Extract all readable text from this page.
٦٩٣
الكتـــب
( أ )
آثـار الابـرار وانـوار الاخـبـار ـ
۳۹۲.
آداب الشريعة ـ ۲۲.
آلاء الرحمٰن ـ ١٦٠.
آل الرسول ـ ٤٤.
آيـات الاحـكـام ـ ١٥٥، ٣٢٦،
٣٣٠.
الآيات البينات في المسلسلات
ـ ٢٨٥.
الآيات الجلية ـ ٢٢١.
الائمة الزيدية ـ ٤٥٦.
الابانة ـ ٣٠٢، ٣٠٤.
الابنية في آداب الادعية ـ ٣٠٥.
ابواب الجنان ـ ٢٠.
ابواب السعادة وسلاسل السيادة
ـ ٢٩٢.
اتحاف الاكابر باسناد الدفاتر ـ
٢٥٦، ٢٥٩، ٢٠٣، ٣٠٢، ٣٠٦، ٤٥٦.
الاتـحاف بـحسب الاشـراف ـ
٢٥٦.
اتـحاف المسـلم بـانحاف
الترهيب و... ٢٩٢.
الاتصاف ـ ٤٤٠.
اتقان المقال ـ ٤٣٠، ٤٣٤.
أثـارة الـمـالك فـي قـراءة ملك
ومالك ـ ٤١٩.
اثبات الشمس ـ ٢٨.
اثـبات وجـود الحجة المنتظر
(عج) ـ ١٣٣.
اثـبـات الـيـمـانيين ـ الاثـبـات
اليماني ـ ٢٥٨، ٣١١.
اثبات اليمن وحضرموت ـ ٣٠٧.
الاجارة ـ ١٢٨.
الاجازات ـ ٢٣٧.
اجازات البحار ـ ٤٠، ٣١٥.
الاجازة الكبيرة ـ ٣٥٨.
----------------------------------------
### Problem description:
Word for word, quote all of the data above.

### The output:
Extract all readable text from this page.
٦٩٣
الكتـــب
( أ )
آثـار الابـرار وانـوار الاخـبـار ـ
۳۹۲.
آداب الشريعة ـ ۲۲.
آلاء الرحمٰن ـ ١٦٠.
آل الرسول ـ ٤٤.
آيـات الاحـكـام ـ ١٥٥، ٣٢٦،
٣٣٠.
الآيات البينات في المسلسلات
ـ ٢٨٥.
الآيات الجلية ـ ٢٢١.
الائمة الزيدية ـ ٤٥٦.
الابانة ـ ٣٠٢، ٣٠٤.
الابنية في آداب الادعية ـ ٣٠٥.
ابواب الجنان ـ ٢٠.
ابواب السعادة وسلاسل السيادة
ـ ٢٩٢.
اتحاف الاكابر باسناد الدفاتر ـ
٢٥٦، ٢٥٩، ٢٠٣، ٣٠٢، ٣٠٦، ٤٥٦.
الاتـحاف بـحسب الاشـراف ـ
٢٥٦.
اتـحاف المسـلم بـانحاف
الترهيب و... ٢٩٢.
الاتصاف ـ ٤٤٠.
اتقان المقال ـ ٤٣٠، ٤٣٤.
أثـارة الـمـالك فـي قـراءة ملك
ومالك ـ ٤١٩.
اثبات الشمس ـ ٢٨.
اثـبات وجـود الحجة المنتظر
(عج) ـ ١٣٣.
اثـبـات الـيـمـانيين ـ الاثـبـات
اليماني ـ ٢٥٨، ٣١١.
اثبات اليمن وحضرموت ـ ٣٠٧.
الاجارة ـ ١٢٨.
الاجازات ـ ٢٣٧.
اجازات البحار ـ ٤٠، ٣١٥.
الاجازة الكبيرة ـ ٣٥٨.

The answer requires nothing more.